=== SUPPLIED INFORMATION ===
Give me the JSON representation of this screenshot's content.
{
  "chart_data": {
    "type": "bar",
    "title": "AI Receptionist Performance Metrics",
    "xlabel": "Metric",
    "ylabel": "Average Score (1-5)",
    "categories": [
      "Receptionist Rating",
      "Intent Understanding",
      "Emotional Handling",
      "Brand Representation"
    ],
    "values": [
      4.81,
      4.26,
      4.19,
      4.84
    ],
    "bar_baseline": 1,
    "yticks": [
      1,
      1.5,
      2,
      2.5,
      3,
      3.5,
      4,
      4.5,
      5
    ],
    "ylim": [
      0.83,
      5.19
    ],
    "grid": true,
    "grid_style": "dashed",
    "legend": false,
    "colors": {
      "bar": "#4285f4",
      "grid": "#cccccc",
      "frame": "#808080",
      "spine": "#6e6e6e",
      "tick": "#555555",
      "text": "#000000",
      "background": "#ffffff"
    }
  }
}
===
=== SUPPLIED INFORMATION ===
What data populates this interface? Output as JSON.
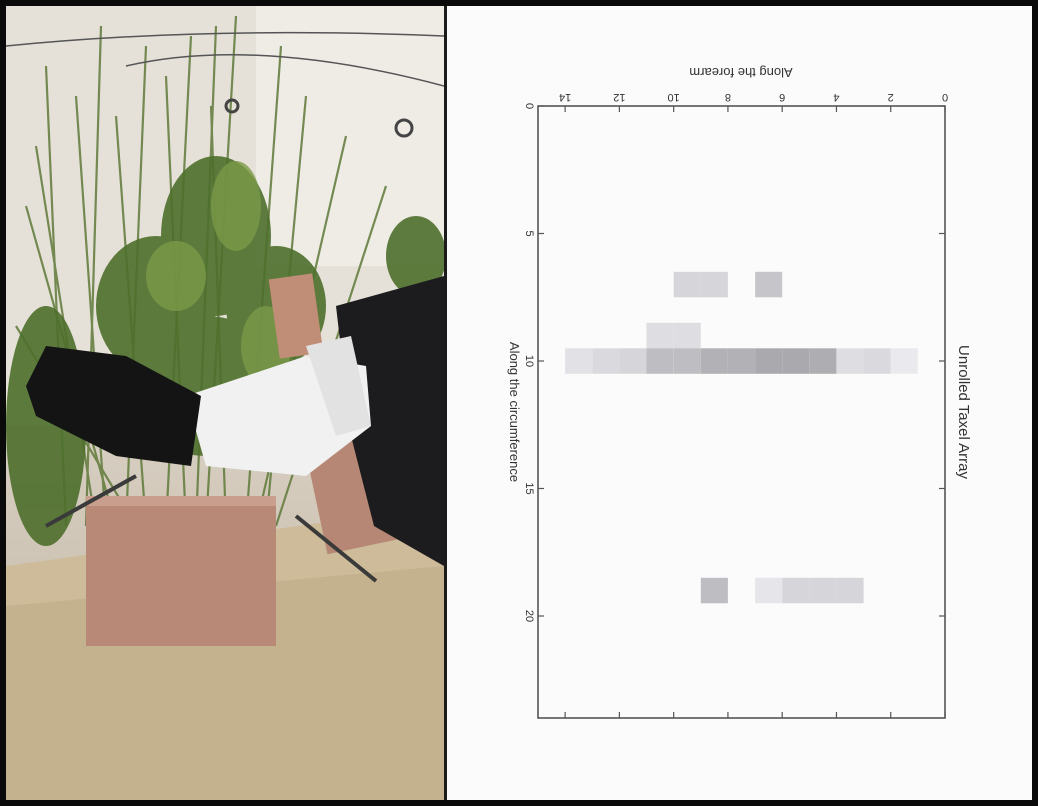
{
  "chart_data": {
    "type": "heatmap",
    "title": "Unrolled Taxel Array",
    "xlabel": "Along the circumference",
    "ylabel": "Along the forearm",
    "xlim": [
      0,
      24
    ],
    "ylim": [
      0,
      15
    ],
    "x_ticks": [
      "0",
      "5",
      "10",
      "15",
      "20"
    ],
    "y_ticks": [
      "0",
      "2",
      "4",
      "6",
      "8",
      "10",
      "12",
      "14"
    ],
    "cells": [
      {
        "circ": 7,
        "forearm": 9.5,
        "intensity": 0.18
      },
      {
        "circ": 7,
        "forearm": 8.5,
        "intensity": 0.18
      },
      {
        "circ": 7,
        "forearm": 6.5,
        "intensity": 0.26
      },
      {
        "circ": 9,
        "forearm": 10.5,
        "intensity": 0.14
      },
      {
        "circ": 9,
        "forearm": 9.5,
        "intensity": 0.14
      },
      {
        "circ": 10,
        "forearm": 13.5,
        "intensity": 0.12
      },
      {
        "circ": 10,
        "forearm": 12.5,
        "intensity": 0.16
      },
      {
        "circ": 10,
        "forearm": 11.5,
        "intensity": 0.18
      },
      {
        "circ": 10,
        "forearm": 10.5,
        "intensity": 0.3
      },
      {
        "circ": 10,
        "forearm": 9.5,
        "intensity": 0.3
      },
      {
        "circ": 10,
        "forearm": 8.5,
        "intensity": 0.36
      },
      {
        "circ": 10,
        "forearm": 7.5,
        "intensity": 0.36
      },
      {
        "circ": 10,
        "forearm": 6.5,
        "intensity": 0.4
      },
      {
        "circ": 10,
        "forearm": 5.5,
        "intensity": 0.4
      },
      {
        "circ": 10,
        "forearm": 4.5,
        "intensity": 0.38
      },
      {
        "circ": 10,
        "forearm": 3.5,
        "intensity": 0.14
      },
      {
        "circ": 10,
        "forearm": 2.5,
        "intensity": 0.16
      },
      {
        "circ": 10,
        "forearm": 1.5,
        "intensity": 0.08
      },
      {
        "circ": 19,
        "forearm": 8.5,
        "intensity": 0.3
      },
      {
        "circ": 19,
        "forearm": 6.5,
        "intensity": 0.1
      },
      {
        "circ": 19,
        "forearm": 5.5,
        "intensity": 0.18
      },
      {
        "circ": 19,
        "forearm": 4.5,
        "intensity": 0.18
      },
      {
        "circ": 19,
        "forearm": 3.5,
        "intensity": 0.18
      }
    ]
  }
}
===
GIVEN EXERCISE: Collect from the data above every line that includes "JSON".

OUTPUT OF THE EXERCISE:
Give me the JSON representation of this screenshot's content.
What data populates this interface? Output as JSON.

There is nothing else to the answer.